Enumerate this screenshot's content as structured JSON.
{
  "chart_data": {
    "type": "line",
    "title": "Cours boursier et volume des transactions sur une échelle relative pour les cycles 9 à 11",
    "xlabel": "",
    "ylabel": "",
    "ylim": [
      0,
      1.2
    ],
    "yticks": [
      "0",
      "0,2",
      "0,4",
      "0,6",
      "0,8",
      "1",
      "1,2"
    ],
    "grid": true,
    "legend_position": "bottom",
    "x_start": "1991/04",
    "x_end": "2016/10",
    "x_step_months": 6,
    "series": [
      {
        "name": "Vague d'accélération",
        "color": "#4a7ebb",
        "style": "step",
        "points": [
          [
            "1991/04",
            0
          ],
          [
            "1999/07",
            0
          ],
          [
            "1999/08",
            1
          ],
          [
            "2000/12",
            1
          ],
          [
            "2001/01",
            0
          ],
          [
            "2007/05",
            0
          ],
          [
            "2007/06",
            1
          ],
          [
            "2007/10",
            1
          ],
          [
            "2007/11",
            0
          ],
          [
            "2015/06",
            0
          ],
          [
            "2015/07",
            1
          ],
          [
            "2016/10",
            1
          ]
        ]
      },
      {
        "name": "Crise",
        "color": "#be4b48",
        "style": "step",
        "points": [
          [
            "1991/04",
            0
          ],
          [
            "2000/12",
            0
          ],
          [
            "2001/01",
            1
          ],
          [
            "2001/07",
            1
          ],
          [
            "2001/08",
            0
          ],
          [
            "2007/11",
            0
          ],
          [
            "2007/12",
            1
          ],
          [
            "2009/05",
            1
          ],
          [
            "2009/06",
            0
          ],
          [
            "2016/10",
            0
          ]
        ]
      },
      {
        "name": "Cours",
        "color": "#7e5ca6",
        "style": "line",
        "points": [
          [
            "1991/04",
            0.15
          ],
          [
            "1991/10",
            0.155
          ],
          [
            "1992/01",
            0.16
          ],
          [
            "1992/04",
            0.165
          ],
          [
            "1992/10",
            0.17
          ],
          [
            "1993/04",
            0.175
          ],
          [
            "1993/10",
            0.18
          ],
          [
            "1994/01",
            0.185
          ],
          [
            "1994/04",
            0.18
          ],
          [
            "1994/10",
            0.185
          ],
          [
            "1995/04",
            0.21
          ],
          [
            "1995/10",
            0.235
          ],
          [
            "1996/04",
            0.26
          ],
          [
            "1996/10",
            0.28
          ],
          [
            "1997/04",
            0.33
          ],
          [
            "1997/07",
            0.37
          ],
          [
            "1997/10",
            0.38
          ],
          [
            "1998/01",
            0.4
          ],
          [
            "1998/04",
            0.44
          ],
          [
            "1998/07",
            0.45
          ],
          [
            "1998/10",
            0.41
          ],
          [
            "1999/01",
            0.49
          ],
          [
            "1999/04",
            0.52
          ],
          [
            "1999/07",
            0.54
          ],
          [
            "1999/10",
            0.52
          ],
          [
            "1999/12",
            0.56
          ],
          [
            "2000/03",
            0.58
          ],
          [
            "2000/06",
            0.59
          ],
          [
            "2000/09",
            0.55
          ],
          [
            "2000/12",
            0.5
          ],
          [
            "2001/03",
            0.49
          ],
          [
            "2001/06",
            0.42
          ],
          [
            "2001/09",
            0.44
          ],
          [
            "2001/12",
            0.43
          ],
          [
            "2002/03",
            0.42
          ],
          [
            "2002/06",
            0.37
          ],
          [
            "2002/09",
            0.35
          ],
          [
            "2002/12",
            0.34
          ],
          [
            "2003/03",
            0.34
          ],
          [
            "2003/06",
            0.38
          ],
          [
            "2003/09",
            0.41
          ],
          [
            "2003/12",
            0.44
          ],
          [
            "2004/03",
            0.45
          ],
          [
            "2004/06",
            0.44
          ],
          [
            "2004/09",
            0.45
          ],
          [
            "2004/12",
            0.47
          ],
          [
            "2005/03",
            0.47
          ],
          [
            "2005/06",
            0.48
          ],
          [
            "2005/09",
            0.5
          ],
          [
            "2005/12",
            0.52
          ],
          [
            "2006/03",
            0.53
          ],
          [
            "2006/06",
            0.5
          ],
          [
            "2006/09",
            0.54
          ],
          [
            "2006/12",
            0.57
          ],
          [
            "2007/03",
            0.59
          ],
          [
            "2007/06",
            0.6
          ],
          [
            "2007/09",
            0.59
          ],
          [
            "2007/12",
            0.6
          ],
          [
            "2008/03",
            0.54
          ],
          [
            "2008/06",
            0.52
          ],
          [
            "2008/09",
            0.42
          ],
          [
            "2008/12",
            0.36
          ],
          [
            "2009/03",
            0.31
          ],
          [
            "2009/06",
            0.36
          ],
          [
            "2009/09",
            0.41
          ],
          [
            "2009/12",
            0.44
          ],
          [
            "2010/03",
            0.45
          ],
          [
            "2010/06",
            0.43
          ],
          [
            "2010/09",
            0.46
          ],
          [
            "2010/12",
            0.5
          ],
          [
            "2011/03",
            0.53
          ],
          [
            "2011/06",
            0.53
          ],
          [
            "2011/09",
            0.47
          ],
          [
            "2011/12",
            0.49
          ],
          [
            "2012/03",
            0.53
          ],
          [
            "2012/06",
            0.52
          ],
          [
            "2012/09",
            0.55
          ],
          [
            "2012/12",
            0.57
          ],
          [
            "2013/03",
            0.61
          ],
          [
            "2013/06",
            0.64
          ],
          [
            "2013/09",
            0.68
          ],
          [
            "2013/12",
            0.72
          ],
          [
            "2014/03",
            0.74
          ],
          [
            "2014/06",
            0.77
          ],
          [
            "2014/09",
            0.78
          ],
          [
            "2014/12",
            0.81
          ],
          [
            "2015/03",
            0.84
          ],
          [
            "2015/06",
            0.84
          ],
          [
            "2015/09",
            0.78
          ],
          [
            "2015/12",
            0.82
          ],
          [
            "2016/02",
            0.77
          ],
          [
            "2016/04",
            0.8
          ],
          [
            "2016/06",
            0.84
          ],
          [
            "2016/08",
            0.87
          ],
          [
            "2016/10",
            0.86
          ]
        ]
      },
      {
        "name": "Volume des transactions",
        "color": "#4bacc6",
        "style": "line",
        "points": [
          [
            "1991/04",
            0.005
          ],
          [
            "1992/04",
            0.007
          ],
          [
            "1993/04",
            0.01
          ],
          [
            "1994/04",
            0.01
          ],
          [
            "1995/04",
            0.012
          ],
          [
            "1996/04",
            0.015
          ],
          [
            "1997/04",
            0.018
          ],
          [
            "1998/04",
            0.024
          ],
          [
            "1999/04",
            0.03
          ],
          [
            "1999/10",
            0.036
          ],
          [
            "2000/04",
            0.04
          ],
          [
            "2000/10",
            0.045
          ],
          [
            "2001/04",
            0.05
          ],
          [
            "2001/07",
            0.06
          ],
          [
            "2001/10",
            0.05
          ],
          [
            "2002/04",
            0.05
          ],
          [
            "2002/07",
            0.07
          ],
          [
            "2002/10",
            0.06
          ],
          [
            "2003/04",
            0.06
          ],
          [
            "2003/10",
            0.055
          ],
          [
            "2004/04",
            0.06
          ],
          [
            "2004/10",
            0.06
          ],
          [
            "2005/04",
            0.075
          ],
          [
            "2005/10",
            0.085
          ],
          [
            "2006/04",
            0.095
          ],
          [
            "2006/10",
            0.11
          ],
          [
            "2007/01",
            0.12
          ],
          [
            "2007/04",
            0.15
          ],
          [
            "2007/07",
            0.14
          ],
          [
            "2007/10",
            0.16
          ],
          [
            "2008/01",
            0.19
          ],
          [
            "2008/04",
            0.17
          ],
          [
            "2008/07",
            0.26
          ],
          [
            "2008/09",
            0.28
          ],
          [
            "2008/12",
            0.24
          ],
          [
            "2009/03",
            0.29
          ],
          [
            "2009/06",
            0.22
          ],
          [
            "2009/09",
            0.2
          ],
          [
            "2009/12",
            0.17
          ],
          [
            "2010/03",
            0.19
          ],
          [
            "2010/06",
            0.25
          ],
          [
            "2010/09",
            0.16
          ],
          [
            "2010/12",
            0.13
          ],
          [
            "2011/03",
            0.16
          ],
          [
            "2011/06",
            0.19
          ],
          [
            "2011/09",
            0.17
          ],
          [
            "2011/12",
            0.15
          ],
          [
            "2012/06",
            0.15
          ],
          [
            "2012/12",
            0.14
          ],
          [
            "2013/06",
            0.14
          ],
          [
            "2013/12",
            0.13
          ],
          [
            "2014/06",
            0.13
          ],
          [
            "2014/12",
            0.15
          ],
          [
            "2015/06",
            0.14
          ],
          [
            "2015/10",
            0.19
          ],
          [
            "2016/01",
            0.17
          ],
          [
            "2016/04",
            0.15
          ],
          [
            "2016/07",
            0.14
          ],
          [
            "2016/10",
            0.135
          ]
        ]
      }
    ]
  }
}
——————
# DIRECTIONS:
Read the entries and pick out all lines that include the word "transactions".

# WORKED ANSWER:
    "title": "Cours boursier et volume des transactions sur une échelle relative pour les cycles 9 à 11",
        "name": "Volume des transactions",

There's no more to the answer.